**ITEMS:**
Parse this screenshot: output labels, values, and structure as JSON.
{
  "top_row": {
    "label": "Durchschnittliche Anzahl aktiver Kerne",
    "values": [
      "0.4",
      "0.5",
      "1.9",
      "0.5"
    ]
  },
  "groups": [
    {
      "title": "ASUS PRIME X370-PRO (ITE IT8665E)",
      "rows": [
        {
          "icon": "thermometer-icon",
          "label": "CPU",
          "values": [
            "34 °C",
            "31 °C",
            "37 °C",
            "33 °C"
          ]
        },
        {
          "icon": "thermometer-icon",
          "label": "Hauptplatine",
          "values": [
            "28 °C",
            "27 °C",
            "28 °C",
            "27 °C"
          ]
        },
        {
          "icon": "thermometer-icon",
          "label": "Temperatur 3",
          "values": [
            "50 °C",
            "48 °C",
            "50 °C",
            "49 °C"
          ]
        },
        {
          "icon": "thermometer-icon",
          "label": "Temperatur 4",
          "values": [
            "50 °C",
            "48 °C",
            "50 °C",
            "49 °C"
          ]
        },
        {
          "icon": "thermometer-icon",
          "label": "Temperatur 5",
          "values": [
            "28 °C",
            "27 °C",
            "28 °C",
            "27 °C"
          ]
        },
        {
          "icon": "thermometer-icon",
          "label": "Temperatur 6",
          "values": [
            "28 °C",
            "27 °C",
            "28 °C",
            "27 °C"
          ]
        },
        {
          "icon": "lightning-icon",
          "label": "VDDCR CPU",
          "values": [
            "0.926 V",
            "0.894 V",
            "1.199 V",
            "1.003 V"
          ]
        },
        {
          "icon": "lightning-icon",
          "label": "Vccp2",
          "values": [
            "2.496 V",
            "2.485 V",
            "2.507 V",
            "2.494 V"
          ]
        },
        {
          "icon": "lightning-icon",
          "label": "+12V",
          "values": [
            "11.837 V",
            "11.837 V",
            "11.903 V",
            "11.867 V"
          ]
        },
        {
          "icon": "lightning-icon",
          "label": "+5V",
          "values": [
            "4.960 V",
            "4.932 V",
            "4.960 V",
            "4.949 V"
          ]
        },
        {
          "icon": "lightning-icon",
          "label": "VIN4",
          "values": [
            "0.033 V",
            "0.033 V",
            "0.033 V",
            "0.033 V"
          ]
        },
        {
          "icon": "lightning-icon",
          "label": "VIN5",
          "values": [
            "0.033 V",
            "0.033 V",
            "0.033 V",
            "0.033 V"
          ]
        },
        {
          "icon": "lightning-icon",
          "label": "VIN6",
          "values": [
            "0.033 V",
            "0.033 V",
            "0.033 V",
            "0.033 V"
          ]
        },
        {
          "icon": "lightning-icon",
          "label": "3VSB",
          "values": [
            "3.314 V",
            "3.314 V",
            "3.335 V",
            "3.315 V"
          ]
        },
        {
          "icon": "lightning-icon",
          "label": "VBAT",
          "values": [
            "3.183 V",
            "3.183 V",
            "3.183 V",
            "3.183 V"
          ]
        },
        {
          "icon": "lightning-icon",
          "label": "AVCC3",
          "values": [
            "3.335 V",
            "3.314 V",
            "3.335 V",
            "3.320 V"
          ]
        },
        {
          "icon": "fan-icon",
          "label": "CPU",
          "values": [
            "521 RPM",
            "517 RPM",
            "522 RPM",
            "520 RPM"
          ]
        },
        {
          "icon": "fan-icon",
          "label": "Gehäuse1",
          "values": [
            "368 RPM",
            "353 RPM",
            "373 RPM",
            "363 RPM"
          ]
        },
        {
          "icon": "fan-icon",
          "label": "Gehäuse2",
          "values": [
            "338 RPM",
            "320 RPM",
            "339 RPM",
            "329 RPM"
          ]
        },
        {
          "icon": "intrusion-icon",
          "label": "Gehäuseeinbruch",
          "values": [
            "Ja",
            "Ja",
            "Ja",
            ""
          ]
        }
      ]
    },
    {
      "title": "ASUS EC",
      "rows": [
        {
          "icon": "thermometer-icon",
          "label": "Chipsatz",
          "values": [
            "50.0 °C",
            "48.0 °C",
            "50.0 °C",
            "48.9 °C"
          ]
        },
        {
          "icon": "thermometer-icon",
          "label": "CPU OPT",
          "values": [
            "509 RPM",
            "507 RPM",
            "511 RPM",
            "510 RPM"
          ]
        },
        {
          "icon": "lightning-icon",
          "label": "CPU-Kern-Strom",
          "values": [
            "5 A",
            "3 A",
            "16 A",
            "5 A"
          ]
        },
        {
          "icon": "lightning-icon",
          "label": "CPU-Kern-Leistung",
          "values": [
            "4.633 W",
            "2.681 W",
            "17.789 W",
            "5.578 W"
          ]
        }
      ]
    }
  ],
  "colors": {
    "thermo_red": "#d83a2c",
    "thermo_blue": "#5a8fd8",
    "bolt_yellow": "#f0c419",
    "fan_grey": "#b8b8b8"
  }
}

**WHAT IS ASKED:** Of the lines in the entries, how many include the word "Temperatur"? State only the number.

**FINISHED TASK:** 4